-- Begin TASK MATERIAL --

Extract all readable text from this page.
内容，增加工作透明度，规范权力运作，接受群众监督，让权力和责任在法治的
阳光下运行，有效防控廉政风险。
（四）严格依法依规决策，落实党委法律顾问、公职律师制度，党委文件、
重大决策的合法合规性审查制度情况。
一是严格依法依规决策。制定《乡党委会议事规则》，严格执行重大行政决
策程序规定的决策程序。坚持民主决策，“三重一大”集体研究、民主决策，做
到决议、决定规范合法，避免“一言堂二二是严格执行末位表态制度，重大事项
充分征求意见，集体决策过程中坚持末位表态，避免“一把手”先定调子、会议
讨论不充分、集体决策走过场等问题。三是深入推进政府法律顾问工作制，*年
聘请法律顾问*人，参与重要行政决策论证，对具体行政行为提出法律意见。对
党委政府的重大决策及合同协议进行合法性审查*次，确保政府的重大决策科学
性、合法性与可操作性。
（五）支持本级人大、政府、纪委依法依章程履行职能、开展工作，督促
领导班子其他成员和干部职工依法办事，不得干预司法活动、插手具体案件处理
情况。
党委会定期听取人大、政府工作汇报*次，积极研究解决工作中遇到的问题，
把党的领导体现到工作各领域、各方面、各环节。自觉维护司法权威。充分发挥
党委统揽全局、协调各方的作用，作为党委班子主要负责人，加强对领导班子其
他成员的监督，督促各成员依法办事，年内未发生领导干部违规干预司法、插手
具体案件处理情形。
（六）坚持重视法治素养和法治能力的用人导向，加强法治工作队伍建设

-- End TASK MATERIAL --

*WHAT IS REQUIRED*.
Each line of the listing should be echoed back exactly.

*TASK RESPONSE*.
Extract all readable text from this page.
内容，增加工作透明度，规范权力运作，接受群众监督，让权力和责任在法治的
阳光下运行，有效防控廉政风险。
（四）严格依法依规决策，落实党委法律顾问、公职律师制度，党委文件、
重大决策的合法合规性审查制度情况。
一是严格依法依规决策。制定《乡党委会议事规则》，严格执行重大行政决
策程序规定的决策程序。坚持民主决策，“三重一大”集体研究、民主决策，做
到决议、决定规范合法，避免“一言堂二二是严格执行末位表态制度，重大事项
充分征求意见，集体决策过程中坚持末位表态，避免“一把手”先定调子、会议
讨论不充分、集体决策走过场等问题。三是深入推进政府法律顾问工作制，*年
聘请法律顾问*人，参与重要行政决策论证，对具体行政行为提出法律意见。对
党委政府的重大决策及合同协议进行合法性审查*次，确保政府的重大决策科学
性、合法性与可操作性。
（五）支持本级人大、政府、纪委依法依章程履行职能、开展工作，督促
领导班子其他成员和干部职工依法办事，不得干预司法活动、插手具体案件处理
情况。
党委会定期听取人大、政府工作汇报*次，积极研究解决工作中遇到的问题，
把党的领导体现到工作各领域、各方面、各环节。自觉维护司法权威。充分发挥
党委统揽全局、协调各方的作用，作为党委班子主要负责人，加强对领导班子其
他成员的监督，督促各成员依法办事，年内未发生领导干部违规干预司法、插手
具体案件处理情形。
（六）坚持重视法治素养和法治能力的用人导向，加强法治工作队伍建设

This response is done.